* [WRITTEN REQUEST] Reproduce the data below in full and exclude every picture.

[Dataset rows]
....................

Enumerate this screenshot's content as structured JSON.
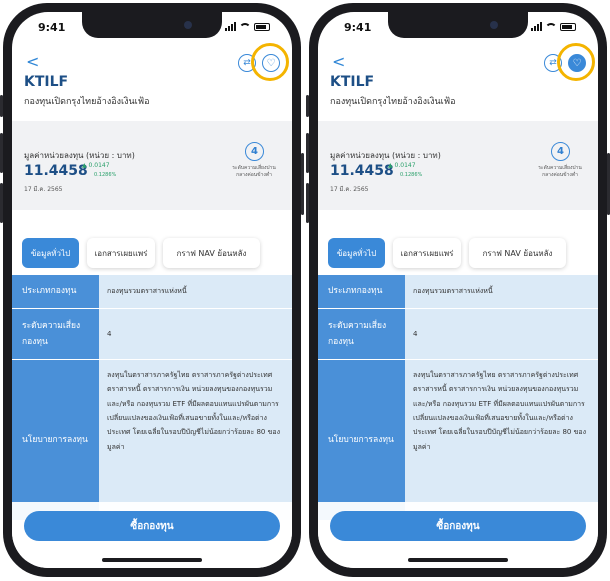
{
  "status": {
    "time": "9:41"
  },
  "screens": [
    {
      "favorite_active": false,
      "compare_symbol": "⇄",
      "favorite_symbol": "♡",
      "back_symbol": "<"
    },
    {
      "favorite_active": true,
      "compare_symbol": "⇄",
      "favorite_symbol": "♡",
      "back_symbol": "<"
    }
  ],
  "fund": {
    "code": "KTILF",
    "name": "กองทุนเปิดกรุงไทยอ้างอิงเงินเฟ้อ"
  },
  "nav": {
    "label": "มูลค่าหน่วยลงทุน (หน่วย : บาท)",
    "value": "11.4458",
    "change": "▲ 0.0147",
    "change_pct": "0.1286%",
    "date": "17 มี.ค. 2565",
    "risk_level": "4",
    "risk_text": "ระดับความเสี่ยงปานกลางค่อนข้างต่ำ"
  },
  "tabs": [
    "ข้อมูลทั่วไป",
    "เอกสารเผยแพร่",
    "กราฟ NAV ย้อนหลัง"
  ],
  "table": {
    "type_label": "ประเภทกองทุน",
    "type_value": "กองทุนรวมตราสารแห่งหนี้",
    "risk_label": "ระดับความเสี่ยงกองทุน",
    "risk_value": "4",
    "policy_label": "นโยบายการลงทุน",
    "policy_value": "ลงทุนในตราสารภาครัฐไทย ตราสารภาครัฐต่างประเทศ ตราสารหนี้ ตราสารการเงิน หน่วยลงทุนของกองทุนรวม และ/หรือ กองทุนรวม ETF ที่มีผลตอบแทนแปรผันตามการเปลี่ยนแปลงของเงินเฟ้อที่เสนอขายทั้งในและ/หรือต่างประเทศ โดยเฉลี่ยในรอบปีบัญชีไม่น้อยกว่าร้อยละ 80 ของมูลค่า"
  },
  "buy_label": "ซื้อกองทุน",
  "colors": {
    "accent": "#3a89d8",
    "highlight": "#f4b400",
    "navy": "#1d4f86"
  }
}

....................

* [EXERCISE SOLUTION]
Enumerate this screenshot's content as structured JSON.
{
  "status": {
    "time": "9:41"
  },
  "screens": [
    {
      "favorite_active": false,
      "compare_symbol": "⇄",
      "favorite_symbol": "♡",
      "back_symbol": "<"
    },
    {
      "favorite_active": true,
      "compare_symbol": "⇄",
      "favorite_symbol": "♡",
      "back_symbol": "<"
    }
  ],
  "fund": {
    "code": "KTILF",
    "name": "กองทุนเปิดกรุงไทยอ้างอิงเงินเฟ้อ"
  },
  "nav": {
    "label": "มูลค่าหน่วยลงทุน (หน่วย : บาท)",
    "value": "11.4458",
    "change": "▲ 0.0147",
    "change_pct": "0.1286%",
    "date": "17 มี.ค. 2565",
    "risk_level": "4",
    "risk_text": "ระดับความเสี่ยงปานกลางค่อนข้างต่ำ"
  },
  "tabs": [
    "ข้อมูลทั่วไป",
    "เอกสารเผยแพร่",
    "กราฟ NAV ย้อนหลัง"
  ],
  "table": {
    "type_label": "ประเภทกองทุน",
    "type_value": "กองทุนรวมตราสารแห่งหนี้",
    "risk_label": "ระดับความเสี่ยงกองทุน",
    "risk_value": "4",
    "policy_label": "นโยบายการลงทุน",
    "policy_value": "ลงทุนในตราสารภาครัฐไทย ตราสารภาครัฐต่างประเทศ ตราสารหนี้ ตราสารการเงิน หน่วยลงทุนของกองทุนรวม และ/หรือ กองทุนรวม ETF ที่มีผลตอบแทนแปรผันตามการเปลี่ยนแปลงของเงินเฟ้อที่เสนอขายทั้งในและ/หรือต่างประเทศ โดยเฉลี่ยในรอบปีบัญชีไม่น้อยกว่าร้อยละ 80 ของมูลค่า"
  },
  "buy_label": "ซื้อกองทุน",
  "colors": {
    "accent": "#3a89d8",
    "highlight": "#f4b400",
    "navy": "#1d4f86"
  }
}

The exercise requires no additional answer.